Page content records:
=== Section Start ===

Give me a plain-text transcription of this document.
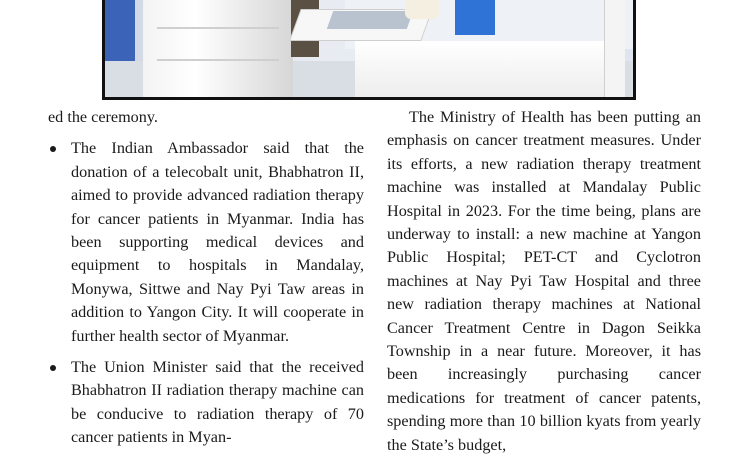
ed the ceremony.

The Indian Ambassador said that the donation of a telecobalt unit, Bhabhatron II, aimed to provide advanced radiation therapy for cancer patients in Myanmar. India has been supporting medical devices and equipment to hospitals in Mandalay, Monywa, Sittwe and Nay Pyi Taw areas in addition to Yangon City. It will cooperate in further health sector of Myanmar.
The Union Minister said that the received Bhabhatron II radiation therapy machine can be conducive to radiation therapy of 70 cancer patients in Myan-

The Ministry of Health has been putting an emphasis on cancer treatment measures. Under its efforts, a new radiation therapy treatment machine was installed at Mandalay Public Hospital in 2023. For the time being, plans are underway to install: a new machine at Yangon Public Hospital; PET-CT and Cyclotron machines at Nay Pyi Taw Hospital and three new radiation therapy machines at National Cancer Treatment Centre in Dagon Seikka Township in a near future. Moreover, it has been increasingly purchasing cancer medications for treatment of cancer patents, spending more than 10 billion kyats from yearly the State’s budget,
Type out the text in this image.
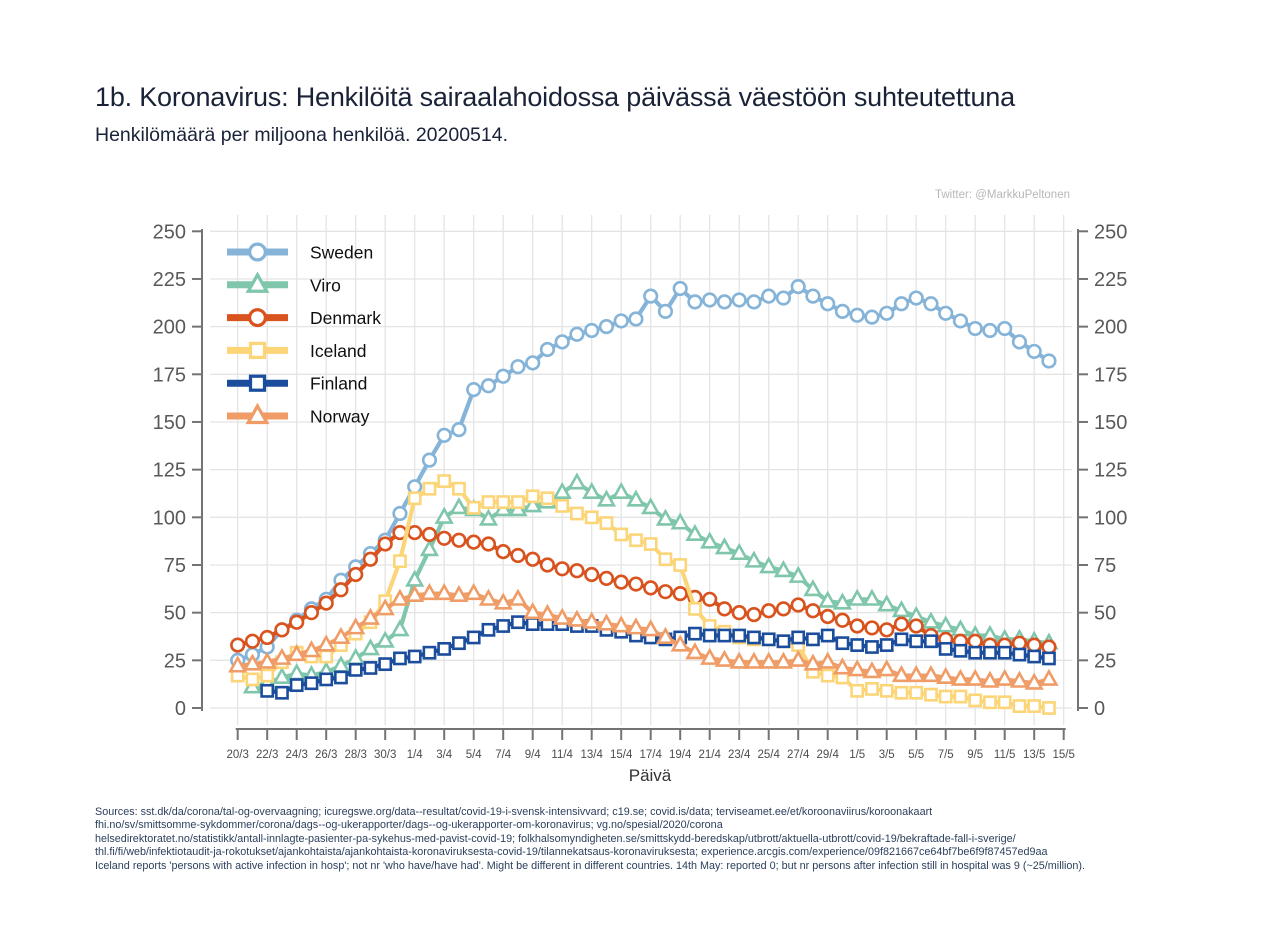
1b. Koronavirus: Henkilöitä sairaalahoidossa päivässä väestöön suhteutettuna
Henkilömäärä per miljoona henkilöä. 20200514.
Twitter: @MarkkuPeltonen
0
25
50
75
100
125
150
175
200
225
250
0
25
50
75
100
125
150
175
200
225
250
20/3 22/3 24/3 26/3 28/3 30/3 1/4 3/4 5/4 7/4 9/4 11/4 13/4 15/4 17/4 19/4 21/4 23/4 25/4 27/4 29/4 1/5 3/5 5/5 7/5 9/5 11/5 13/5 15/5
Päivä
Sweden
Viro
Denmark
Iceland
Finland
Norway
Sources: sst.dk/da/corona/tal-og-overvaagning; icuregswe.org/data--resultat/covid-19-i-svensk-intensivvard; c19.se; covid.is/data; terviseamet.ee/et/koroonaviirus/koroonakaart
fhi.no/sv/smittsomme-sykdommer/corona/dags--og-ukerapporter/dags--og-ukerapporter-om-koronavirus; vg.no/spesial/2020/corona
helsedirektoratet.no/statistikk/antall-innlagte-pasienter-pa-sykehus-med-pavist-covid-19; folkhalsomyndigheten.se/smittskydd-beredskap/utbrott/aktuella-utbrott/covid-19/bekraftade-fall-i-sverige/
thl.fi/fi/web/infektiotaudit-ja-rokotukset/ajankohtaista/ajankohtaista-koronaviruksesta-covid-19/tilannekatsaus-koronaviruksesta; experience.arcgis.com/experience/09f821667ce64bf7be6f9f87457ed9aa
Iceland reports 'persons with active infection in hosp'; not nr 'who have/have had'. Might be different in different countries. 14th May: reported 0; but nr persons after infection still in hospital was 9 (~25/million).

=== Section End ===

The task: Copy out each line of the records where the word "said" appears.

Answer section:
The Indian Ambassador said that the donation of a telecobalt unit, Bhabhatron II, aimed to provide advanced radiation therapy for cancer patients in Myanmar. India has been supporting medical devices and equipment to hospitals in Mandalay, Monywa, Sittwe and Nay Pyi Taw areas in addition to Yangon City. It will cooperate in further health sector of Myanmar.
The Union Minister said that the received Bhabhatron II radiation therapy machine can be conducive to radiation therapy of 70 cancer patients in Myan-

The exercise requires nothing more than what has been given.